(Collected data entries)

####

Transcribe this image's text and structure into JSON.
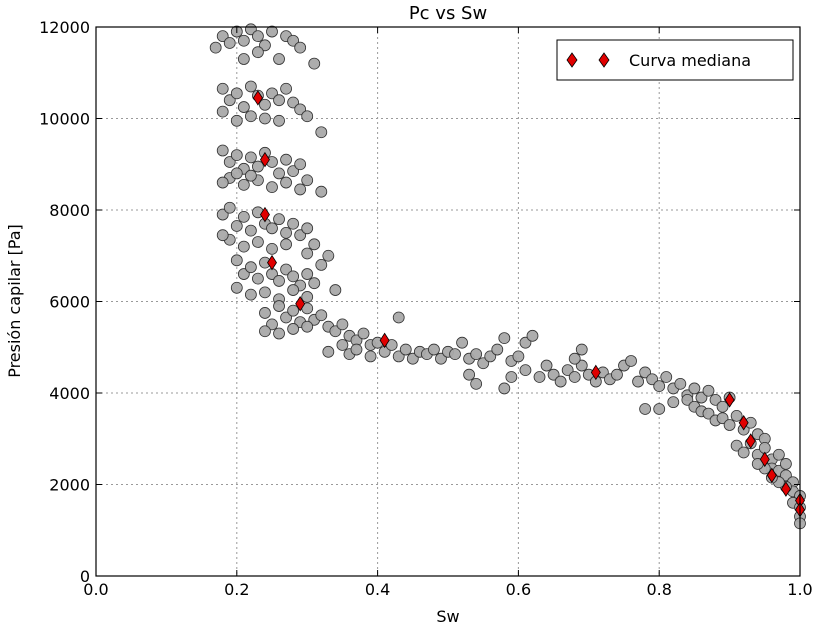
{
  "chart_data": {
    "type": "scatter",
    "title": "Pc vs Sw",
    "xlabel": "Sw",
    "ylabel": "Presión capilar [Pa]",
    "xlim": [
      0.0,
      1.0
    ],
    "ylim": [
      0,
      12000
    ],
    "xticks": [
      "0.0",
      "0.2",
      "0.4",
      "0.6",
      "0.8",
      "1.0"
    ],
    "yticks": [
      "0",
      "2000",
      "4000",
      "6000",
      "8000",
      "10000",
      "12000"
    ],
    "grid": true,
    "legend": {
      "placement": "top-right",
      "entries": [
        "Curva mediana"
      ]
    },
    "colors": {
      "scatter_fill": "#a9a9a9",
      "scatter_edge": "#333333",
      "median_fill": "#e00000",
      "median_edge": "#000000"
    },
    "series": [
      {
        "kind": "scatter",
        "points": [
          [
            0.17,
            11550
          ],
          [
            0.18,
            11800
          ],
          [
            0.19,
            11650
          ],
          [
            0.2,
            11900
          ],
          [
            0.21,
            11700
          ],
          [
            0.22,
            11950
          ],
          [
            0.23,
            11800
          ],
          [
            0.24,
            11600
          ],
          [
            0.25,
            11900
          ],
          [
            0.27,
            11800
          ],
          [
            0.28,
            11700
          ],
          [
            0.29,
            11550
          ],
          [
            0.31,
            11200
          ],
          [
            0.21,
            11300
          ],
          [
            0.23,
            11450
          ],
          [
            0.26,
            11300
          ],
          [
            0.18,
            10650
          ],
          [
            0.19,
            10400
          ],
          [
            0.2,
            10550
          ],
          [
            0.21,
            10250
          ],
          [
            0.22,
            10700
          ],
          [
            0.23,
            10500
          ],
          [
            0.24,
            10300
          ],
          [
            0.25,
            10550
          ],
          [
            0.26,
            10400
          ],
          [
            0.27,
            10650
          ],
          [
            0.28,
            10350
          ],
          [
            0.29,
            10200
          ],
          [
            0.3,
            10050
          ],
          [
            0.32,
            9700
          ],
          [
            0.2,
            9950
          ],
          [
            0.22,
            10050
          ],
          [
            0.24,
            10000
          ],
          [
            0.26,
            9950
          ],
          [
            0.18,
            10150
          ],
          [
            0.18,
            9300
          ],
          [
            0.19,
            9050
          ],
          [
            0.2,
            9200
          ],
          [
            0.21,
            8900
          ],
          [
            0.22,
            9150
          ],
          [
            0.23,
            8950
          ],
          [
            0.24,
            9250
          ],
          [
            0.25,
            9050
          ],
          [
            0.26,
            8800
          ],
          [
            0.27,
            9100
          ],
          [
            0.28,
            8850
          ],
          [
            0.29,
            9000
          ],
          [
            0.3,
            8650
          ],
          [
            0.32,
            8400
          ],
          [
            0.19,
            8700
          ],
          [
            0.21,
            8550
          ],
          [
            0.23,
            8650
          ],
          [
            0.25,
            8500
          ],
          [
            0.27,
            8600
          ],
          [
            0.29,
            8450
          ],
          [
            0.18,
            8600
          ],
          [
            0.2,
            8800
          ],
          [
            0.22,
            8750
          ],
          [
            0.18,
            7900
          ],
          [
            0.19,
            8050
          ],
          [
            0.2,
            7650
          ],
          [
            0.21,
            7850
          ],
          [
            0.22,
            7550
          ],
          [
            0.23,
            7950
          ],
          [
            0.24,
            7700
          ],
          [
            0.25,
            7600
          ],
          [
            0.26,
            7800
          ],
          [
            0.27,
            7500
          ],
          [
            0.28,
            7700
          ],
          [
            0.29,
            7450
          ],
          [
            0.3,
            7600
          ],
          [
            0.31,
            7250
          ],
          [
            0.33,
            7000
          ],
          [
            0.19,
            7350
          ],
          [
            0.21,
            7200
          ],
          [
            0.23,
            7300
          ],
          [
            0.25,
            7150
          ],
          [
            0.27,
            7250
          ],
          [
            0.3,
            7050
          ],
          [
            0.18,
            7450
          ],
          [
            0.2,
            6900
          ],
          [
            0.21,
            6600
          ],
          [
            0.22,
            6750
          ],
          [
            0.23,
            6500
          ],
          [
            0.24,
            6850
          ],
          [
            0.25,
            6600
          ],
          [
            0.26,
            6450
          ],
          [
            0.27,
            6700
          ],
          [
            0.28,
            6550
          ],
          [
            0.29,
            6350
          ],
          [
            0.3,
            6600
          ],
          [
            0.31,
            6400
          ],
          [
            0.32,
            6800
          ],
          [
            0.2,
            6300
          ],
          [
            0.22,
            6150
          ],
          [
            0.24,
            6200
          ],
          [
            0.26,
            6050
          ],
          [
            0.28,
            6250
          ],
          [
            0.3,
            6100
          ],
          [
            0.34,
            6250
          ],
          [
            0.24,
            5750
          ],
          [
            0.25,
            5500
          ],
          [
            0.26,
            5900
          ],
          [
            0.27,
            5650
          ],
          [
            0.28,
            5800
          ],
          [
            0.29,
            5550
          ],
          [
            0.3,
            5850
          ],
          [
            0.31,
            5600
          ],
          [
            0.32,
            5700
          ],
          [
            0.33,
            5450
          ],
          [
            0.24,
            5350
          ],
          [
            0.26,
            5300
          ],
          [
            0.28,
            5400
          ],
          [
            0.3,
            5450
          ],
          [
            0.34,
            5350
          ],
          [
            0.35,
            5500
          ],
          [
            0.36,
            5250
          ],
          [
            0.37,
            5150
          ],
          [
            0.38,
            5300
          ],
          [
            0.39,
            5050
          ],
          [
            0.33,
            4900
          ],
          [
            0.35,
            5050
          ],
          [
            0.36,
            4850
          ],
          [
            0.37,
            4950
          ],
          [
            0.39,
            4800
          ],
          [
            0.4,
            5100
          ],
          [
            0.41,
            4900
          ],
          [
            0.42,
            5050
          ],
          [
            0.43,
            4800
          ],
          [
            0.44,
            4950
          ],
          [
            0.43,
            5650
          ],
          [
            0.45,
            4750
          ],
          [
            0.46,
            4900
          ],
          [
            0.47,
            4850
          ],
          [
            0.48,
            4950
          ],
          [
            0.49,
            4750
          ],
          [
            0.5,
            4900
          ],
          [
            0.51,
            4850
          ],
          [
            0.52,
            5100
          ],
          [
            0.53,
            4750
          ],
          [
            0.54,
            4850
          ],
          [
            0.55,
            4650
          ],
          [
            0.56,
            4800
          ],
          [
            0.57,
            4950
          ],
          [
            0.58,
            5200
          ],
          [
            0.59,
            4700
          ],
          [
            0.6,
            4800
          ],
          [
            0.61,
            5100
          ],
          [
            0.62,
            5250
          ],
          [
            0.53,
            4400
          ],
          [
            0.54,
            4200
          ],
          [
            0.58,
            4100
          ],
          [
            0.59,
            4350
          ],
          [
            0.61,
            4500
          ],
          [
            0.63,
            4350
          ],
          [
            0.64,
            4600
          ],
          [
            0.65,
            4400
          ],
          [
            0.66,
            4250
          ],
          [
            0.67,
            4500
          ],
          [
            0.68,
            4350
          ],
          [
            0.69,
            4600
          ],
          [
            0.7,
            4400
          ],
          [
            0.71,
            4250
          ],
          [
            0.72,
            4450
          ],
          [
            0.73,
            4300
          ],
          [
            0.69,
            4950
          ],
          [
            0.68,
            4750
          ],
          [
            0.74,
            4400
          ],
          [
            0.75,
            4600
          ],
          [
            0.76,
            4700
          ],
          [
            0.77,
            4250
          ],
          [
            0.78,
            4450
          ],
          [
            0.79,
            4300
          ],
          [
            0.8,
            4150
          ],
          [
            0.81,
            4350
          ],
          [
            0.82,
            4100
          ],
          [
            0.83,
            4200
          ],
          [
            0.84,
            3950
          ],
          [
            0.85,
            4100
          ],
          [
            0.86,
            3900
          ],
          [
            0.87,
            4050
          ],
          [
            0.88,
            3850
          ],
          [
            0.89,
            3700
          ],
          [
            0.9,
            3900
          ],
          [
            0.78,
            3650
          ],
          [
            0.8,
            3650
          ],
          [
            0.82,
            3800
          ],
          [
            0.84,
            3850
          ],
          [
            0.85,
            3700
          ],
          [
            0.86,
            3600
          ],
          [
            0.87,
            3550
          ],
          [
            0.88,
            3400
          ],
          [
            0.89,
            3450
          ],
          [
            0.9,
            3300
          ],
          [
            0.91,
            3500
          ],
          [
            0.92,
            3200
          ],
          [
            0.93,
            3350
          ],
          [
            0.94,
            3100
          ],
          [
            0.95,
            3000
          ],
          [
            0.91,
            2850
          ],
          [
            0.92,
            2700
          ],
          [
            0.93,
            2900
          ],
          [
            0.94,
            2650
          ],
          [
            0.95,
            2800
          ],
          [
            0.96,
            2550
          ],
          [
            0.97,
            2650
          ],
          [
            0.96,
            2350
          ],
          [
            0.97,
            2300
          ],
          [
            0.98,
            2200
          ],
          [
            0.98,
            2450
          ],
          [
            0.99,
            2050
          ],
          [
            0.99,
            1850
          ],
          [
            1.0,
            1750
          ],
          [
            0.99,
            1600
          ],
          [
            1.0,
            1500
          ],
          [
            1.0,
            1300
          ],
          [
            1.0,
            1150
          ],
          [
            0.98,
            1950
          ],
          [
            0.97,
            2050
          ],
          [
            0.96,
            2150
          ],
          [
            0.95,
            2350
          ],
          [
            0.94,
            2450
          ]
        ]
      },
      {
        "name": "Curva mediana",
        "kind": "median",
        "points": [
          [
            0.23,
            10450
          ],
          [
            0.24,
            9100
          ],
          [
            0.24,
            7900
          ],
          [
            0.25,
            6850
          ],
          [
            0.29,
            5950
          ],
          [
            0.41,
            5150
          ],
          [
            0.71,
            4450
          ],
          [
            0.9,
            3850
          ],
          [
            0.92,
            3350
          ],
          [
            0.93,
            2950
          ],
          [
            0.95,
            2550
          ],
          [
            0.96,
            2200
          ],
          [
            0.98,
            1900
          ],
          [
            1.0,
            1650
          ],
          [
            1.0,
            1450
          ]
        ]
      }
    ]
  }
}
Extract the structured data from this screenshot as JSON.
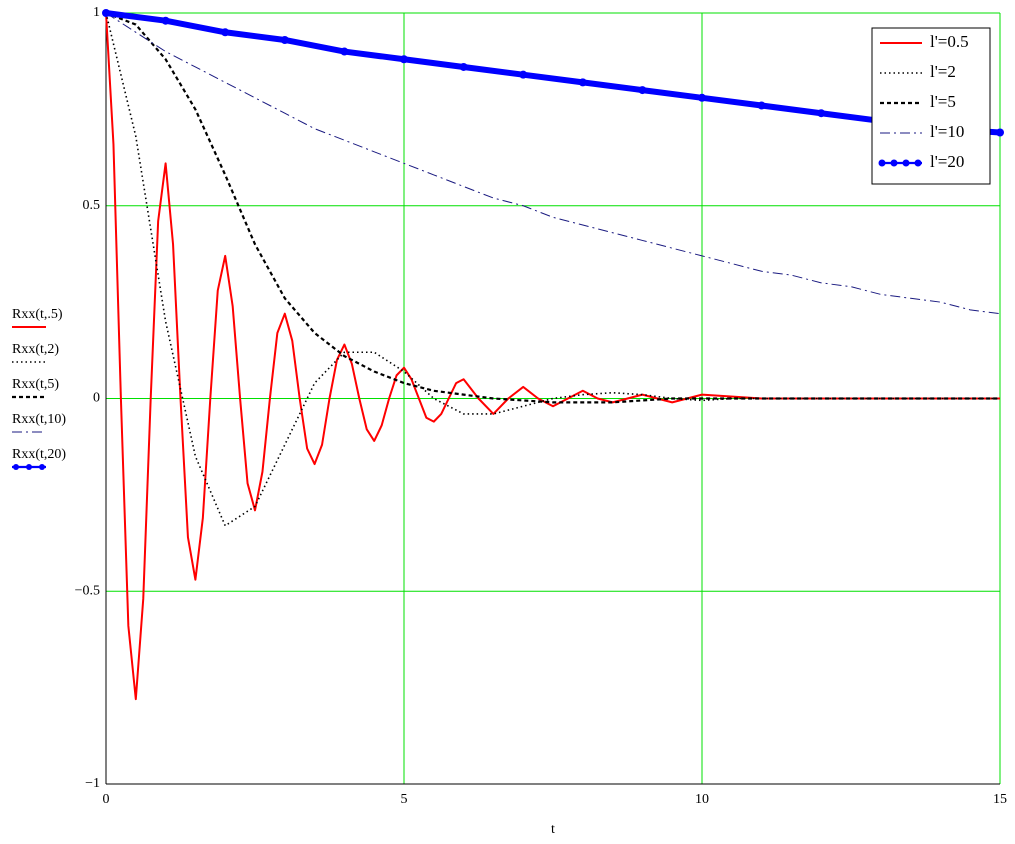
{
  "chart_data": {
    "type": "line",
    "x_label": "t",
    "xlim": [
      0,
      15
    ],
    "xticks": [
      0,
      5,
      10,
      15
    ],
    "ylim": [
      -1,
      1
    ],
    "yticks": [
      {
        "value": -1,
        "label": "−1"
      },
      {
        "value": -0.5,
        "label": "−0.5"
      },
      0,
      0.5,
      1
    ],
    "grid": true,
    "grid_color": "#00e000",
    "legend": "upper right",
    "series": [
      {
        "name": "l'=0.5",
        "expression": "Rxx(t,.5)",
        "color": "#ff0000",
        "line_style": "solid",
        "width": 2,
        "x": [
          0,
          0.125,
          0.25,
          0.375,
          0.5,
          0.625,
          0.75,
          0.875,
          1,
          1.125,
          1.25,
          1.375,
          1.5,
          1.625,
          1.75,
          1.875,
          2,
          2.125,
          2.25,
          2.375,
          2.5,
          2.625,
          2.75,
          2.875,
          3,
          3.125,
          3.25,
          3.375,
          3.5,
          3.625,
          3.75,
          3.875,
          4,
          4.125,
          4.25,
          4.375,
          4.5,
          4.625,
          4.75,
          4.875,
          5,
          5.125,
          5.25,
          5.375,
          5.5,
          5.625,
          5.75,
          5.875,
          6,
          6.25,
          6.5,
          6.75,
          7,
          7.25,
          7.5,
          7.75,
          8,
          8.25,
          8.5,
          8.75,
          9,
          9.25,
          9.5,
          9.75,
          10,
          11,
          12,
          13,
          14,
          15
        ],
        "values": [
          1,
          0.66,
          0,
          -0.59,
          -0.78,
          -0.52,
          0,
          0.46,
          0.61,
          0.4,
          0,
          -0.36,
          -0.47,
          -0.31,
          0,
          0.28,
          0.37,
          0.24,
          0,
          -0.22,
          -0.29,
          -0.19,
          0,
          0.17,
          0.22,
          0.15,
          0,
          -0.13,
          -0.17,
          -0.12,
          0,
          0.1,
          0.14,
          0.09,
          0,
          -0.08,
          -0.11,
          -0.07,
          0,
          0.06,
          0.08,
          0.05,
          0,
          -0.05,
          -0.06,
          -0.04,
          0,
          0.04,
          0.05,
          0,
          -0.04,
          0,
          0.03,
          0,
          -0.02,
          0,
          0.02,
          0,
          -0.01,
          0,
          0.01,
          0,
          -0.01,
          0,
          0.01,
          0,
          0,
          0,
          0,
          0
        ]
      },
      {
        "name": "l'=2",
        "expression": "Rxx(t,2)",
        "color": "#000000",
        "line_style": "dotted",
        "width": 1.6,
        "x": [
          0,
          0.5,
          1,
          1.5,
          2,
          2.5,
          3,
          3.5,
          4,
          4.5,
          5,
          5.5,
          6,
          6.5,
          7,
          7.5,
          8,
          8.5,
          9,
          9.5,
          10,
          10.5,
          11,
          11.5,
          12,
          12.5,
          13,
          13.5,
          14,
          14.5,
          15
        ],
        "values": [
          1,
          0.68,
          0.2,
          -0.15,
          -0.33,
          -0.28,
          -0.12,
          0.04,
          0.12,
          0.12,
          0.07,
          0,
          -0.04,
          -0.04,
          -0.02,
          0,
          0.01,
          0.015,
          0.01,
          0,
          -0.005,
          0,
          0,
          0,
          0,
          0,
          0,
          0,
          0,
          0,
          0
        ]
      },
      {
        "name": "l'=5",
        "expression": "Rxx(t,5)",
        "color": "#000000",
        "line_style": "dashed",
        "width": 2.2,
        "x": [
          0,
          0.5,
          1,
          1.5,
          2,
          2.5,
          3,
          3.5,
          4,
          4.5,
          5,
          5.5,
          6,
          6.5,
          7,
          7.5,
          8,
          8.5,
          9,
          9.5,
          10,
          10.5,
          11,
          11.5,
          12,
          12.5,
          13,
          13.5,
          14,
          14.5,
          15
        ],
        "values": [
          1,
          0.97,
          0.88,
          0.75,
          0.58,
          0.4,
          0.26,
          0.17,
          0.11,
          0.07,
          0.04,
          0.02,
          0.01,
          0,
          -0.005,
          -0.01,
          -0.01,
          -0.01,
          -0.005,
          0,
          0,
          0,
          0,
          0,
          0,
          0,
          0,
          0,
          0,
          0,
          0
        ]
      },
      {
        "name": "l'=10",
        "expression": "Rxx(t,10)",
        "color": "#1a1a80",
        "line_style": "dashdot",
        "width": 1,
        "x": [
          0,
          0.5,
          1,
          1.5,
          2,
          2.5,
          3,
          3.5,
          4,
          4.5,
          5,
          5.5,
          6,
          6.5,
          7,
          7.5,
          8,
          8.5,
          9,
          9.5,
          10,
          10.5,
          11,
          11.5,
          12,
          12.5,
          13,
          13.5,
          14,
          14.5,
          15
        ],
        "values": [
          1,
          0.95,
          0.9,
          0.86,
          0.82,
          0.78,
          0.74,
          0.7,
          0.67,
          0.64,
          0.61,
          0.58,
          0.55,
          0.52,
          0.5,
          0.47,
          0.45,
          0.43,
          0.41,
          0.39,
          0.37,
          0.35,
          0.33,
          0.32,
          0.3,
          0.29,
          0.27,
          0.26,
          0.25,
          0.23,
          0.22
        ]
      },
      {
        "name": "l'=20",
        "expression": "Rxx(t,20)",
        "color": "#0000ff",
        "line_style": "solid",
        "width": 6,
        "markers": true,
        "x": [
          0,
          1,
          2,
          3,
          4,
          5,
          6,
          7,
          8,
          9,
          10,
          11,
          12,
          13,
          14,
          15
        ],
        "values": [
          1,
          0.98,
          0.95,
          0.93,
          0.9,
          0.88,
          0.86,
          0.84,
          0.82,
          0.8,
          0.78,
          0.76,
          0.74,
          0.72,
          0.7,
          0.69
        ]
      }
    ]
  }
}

####

_Stated task:_ Identify every line above that includes the word "width", and show those lines.

_Answer for this exercise:_
        "width": 2,
        "width": 1.6,
        "width": 2.2,
        "width": 1,
        "width": 6,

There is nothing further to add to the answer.